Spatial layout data
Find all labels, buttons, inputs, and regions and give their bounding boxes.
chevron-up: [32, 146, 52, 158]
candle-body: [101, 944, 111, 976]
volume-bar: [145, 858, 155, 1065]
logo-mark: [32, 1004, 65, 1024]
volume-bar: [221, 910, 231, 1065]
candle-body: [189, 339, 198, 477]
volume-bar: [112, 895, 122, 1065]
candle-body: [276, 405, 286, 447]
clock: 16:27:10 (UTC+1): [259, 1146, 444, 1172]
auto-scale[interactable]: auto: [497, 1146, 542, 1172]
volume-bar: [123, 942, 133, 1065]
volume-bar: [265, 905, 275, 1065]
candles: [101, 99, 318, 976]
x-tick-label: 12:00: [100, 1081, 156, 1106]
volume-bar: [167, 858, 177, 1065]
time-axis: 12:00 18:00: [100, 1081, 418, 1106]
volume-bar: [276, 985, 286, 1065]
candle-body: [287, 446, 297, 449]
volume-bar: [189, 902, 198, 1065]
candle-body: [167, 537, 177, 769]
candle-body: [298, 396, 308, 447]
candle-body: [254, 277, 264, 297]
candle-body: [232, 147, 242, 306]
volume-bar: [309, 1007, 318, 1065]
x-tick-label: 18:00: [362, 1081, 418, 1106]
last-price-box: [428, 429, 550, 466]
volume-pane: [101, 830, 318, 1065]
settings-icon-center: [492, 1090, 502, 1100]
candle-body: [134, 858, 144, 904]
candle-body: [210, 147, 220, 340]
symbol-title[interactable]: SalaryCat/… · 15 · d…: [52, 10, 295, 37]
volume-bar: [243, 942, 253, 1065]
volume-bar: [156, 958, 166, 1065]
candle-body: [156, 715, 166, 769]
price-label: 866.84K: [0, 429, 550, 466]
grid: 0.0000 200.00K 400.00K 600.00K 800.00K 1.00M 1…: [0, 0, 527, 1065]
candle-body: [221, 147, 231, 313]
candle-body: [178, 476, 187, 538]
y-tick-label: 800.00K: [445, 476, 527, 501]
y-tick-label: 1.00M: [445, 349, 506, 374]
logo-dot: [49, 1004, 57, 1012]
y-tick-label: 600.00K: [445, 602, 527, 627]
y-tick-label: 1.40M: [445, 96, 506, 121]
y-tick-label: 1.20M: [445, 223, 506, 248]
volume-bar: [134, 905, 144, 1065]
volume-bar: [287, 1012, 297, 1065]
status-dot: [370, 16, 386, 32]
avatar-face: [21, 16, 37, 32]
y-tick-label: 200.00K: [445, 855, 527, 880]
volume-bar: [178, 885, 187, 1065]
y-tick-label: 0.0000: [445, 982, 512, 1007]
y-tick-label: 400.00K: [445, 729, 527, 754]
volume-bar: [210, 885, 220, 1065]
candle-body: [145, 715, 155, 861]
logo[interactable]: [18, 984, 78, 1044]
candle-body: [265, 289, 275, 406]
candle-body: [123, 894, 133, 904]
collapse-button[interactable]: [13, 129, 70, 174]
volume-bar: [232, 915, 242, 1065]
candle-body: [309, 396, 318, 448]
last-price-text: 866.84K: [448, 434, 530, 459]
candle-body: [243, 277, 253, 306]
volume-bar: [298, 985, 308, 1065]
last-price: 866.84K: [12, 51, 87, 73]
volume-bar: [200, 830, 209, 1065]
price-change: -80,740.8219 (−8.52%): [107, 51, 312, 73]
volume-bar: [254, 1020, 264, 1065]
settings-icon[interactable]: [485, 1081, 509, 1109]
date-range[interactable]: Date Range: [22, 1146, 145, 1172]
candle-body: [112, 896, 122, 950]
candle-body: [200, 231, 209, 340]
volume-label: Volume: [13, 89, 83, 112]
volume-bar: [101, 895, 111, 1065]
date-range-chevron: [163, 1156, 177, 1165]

_STATED EXERCISE_
Return every line of the material above, copied character for character.

_SOLUTION FOR THIS EXERCISE_
Find all labels, buttons, inputs, and regions and give their bounding boxes.
chevron-up: [32, 146, 52, 158]
candle-body: [101, 944, 111, 976]
volume-bar: [145, 858, 155, 1065]
logo-mark: [32, 1004, 65, 1024]
volume-bar: [221, 910, 231, 1065]
candle-body: [189, 339, 198, 477]
volume-bar: [112, 895, 122, 1065]
candle-body: [276, 405, 286, 447]
clock: 16:27:10 (UTC+1): [259, 1146, 444, 1172]
auto-scale[interactable]: auto: [497, 1146, 542, 1172]
volume-bar: [123, 942, 133, 1065]
volume-bar: [265, 905, 275, 1065]
candles: [101, 99, 318, 976]
x-tick-label: 12:00: [100, 1081, 156, 1106]
volume-bar: [167, 858, 177, 1065]
time-axis: 12:00 18:00: [100, 1081, 418, 1106]
volume-bar: [276, 985, 286, 1065]
candle-body: [287, 446, 297, 449]
volume-bar: [189, 902, 198, 1065]
candle-body: [167, 537, 177, 769]
candle-body: [298, 396, 308, 447]
candle-body: [254, 277, 264, 297]
candle-body: [232, 147, 242, 306]
volume-bar: [309, 1007, 318, 1065]
x-tick-label: 18:00: [362, 1081, 418, 1106]
last-price-box: [428, 429, 550, 466]
volume-pane: [101, 830, 318, 1065]
settings-icon-center: [492, 1090, 502, 1100]
candle-body: [134, 858, 144, 904]
candle-body: [210, 147, 220, 340]
symbol-title[interactable]: SalaryCat/… · 15 · d…: [52, 10, 295, 37]
volume-bar: [243, 942, 253, 1065]
volume-bar: [156, 958, 166, 1065]
candle-body: [156, 715, 166, 769]
price-label: 866.84K: [0, 429, 550, 466]
grid: 0.0000 200.00K 400.00K 600.00K 800.00K 1.00M 1…: [0, 0, 527, 1065]
candle-body: [221, 147, 231, 313]
candle-body: [178, 476, 187, 538]
y-tick-label: 800.00K: [445, 476, 527, 501]
y-tick-label: 1.00M: [445, 349, 506, 374]
logo-dot: [49, 1004, 57, 1012]
y-tick-label: 600.00K: [445, 602, 527, 627]
y-tick-label: 1.40M: [445, 96, 506, 121]
y-tick-label: 1.20M: [445, 223, 506, 248]
volume-bar: [134, 905, 144, 1065]
volume-bar: [287, 1012, 297, 1065]
status-dot: [370, 16, 386, 32]
avatar-face: [21, 16, 37, 32]
y-tick-label: 200.00K: [445, 855, 527, 880]
volume-bar: [178, 885, 187, 1065]
y-tick-label: 0.0000: [445, 982, 512, 1007]
y-tick-label: 400.00K: [445, 729, 527, 754]
volume-bar: [210, 885, 220, 1065]
candle-body: [145, 715, 155, 861]
logo[interactable]: [18, 984, 78, 1044]
candle-body: [265, 289, 275, 406]
candle-body: [123, 894, 133, 904]
collapse-button[interactable]: [13, 129, 70, 174]
volume-bar: [232, 915, 242, 1065]
candle-body: [309, 396, 318, 448]
last-price-text: 866.84K: [448, 434, 530, 459]
candle-body: [243, 277, 253, 306]
volume-bar: [298, 985, 308, 1065]
last-price: 866.84K: [12, 51, 87, 73]
volume-bar: [200, 830, 209, 1065]
price-change: -80,740.8219 (−8.52%): [107, 51, 312, 73]
volume-bar: [254, 1020, 264, 1065]
settings-icon[interactable]: [485, 1081, 509, 1109]
date-range[interactable]: Date Range: [22, 1146, 145, 1172]
candle-body: [112, 896, 122, 950]
candle-body: [200, 231, 209, 340]
volume-label: Volume: [13, 89, 83, 112]
volume-bar: [101, 895, 111, 1065]
date-range-chevron: [163, 1156, 177, 1165]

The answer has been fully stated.